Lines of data
================================

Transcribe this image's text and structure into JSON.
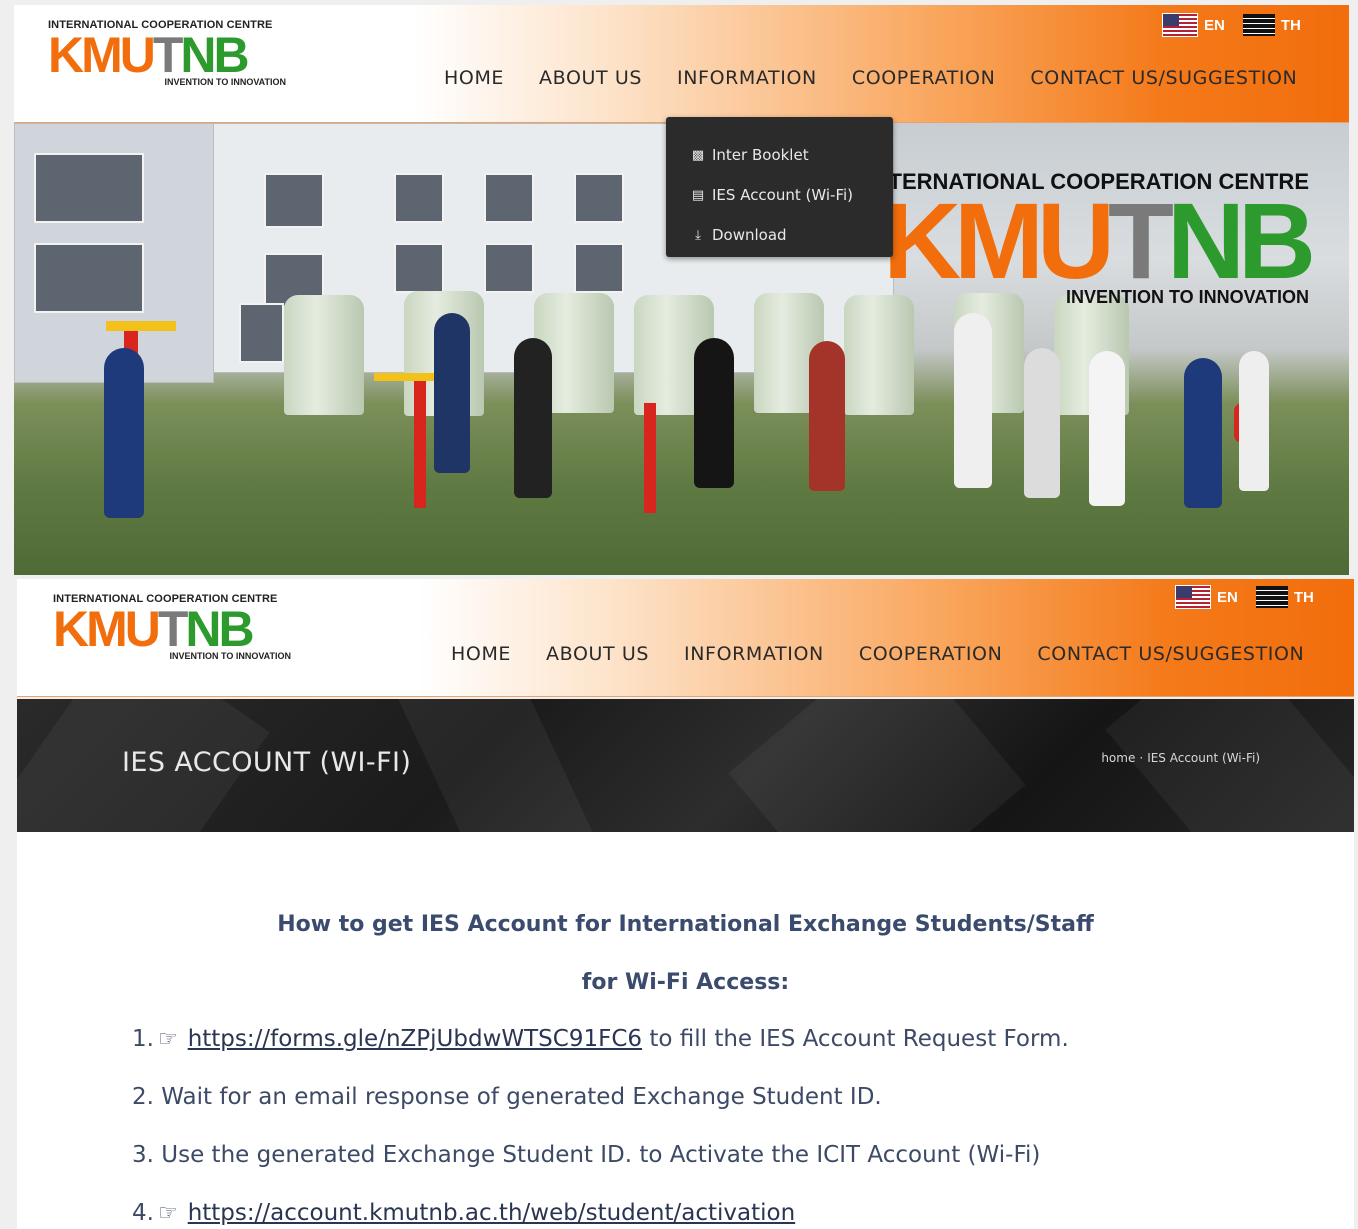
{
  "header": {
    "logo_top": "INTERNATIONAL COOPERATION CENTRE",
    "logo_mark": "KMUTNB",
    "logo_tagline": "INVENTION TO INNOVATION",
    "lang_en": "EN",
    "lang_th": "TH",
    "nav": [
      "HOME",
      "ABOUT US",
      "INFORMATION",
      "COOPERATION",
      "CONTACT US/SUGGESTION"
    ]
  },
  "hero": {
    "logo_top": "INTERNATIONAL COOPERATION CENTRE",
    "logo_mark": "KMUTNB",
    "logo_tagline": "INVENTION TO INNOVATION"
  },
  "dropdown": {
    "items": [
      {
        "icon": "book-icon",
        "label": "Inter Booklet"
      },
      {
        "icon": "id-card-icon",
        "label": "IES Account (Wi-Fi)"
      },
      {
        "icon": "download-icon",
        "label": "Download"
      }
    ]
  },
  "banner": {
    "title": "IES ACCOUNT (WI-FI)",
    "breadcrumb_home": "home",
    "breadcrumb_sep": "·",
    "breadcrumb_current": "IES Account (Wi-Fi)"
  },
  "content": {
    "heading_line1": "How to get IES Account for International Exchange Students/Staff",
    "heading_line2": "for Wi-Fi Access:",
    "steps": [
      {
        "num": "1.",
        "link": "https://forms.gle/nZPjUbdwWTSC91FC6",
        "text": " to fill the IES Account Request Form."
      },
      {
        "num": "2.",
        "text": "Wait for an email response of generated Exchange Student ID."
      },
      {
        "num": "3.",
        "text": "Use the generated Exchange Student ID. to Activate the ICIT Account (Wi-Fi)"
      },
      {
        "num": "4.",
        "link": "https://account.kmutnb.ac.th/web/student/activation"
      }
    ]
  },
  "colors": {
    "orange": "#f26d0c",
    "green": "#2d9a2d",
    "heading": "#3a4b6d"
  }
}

================================

(Given request) Using the material above, state how many lines include the string "link". Answer with a single number.

(Expected output) 2